▶ DATA LISTING:

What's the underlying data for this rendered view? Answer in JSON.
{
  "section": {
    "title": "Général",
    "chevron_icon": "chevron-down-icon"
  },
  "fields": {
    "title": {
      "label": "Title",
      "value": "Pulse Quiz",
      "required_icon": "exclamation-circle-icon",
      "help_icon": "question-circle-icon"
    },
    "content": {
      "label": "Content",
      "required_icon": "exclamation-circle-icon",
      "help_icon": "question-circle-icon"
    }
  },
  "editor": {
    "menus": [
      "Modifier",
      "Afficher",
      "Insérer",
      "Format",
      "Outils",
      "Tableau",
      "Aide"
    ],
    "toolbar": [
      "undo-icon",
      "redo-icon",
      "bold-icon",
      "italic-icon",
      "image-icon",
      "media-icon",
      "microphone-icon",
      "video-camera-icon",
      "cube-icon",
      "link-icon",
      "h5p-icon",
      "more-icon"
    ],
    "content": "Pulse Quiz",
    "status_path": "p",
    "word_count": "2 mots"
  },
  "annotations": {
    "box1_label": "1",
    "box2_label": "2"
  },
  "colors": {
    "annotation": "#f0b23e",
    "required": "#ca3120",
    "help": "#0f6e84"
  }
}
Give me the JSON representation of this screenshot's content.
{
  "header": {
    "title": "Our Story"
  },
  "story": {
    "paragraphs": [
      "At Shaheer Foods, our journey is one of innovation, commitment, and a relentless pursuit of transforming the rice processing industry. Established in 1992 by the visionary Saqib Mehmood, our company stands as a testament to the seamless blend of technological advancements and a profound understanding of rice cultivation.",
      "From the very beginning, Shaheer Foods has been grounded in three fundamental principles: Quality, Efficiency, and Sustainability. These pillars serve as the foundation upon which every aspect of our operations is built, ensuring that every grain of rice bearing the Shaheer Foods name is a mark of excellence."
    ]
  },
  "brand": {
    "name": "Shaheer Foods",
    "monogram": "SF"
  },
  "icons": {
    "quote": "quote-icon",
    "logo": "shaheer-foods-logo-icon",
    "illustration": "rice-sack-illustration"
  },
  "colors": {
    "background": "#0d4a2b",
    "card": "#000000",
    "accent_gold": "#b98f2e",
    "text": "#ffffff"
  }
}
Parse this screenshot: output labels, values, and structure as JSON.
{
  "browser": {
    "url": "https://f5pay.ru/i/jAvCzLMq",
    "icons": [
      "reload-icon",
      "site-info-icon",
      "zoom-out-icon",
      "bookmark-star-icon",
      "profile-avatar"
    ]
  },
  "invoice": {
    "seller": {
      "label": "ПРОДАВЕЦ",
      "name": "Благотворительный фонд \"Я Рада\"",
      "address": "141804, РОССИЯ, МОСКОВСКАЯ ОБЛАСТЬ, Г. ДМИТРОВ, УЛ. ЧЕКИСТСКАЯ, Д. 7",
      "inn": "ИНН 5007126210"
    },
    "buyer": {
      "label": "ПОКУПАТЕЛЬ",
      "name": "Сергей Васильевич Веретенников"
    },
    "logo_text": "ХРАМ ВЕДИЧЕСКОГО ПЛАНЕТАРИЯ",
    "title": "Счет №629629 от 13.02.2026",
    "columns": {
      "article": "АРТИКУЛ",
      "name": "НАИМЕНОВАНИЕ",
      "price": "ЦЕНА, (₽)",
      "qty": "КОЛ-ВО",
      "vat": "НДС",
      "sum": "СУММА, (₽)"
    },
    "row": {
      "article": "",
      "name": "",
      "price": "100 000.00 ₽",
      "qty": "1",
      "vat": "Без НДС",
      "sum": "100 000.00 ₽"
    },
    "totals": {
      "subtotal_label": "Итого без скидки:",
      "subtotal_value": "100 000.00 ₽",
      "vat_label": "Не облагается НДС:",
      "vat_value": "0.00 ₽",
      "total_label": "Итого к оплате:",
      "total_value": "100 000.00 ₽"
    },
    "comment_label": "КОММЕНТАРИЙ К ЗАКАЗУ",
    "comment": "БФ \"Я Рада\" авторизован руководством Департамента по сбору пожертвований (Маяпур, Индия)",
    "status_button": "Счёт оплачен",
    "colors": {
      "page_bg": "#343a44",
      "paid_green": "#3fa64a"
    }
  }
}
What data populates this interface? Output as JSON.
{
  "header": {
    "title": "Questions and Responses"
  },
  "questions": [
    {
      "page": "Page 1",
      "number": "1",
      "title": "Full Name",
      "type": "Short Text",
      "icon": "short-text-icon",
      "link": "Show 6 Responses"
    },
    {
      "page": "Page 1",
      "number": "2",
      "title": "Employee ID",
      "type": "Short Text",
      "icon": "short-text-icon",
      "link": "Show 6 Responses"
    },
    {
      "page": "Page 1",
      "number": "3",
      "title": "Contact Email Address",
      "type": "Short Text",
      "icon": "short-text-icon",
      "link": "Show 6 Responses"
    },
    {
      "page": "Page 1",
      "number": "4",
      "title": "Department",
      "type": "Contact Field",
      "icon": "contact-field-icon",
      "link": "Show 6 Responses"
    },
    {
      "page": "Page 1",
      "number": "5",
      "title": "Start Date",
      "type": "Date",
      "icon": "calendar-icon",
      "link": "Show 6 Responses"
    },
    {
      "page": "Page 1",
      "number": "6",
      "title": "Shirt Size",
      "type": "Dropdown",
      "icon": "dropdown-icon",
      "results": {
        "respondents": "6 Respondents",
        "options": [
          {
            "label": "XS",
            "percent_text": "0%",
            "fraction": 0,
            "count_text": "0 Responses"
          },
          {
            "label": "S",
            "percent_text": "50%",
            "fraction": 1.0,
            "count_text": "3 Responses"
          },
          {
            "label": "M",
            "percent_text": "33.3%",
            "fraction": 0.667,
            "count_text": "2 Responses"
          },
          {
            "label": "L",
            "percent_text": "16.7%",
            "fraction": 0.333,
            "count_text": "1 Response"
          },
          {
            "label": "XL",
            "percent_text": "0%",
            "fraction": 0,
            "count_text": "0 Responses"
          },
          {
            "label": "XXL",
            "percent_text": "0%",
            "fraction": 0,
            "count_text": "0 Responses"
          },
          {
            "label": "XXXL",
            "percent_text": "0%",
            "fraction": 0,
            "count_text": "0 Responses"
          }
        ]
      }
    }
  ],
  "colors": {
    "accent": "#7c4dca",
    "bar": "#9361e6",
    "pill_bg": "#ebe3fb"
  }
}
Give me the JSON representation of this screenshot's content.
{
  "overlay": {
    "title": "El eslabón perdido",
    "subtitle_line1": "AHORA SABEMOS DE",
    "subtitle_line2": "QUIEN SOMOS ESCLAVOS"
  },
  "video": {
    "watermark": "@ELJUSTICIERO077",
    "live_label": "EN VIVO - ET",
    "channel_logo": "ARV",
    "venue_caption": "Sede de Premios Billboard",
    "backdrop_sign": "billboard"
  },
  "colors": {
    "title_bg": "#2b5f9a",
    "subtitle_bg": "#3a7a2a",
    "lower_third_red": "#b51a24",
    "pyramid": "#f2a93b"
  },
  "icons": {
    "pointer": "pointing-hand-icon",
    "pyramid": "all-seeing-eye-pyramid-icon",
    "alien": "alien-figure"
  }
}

▶ WORK INSTRUCTIONS:
Go through the listing above and list every line that has the word "What".

▶ WRITTEN SOLUTION:
What's the underlying data for this rendered view? Answer in JSON.
What data populates this interface? Output as JSON.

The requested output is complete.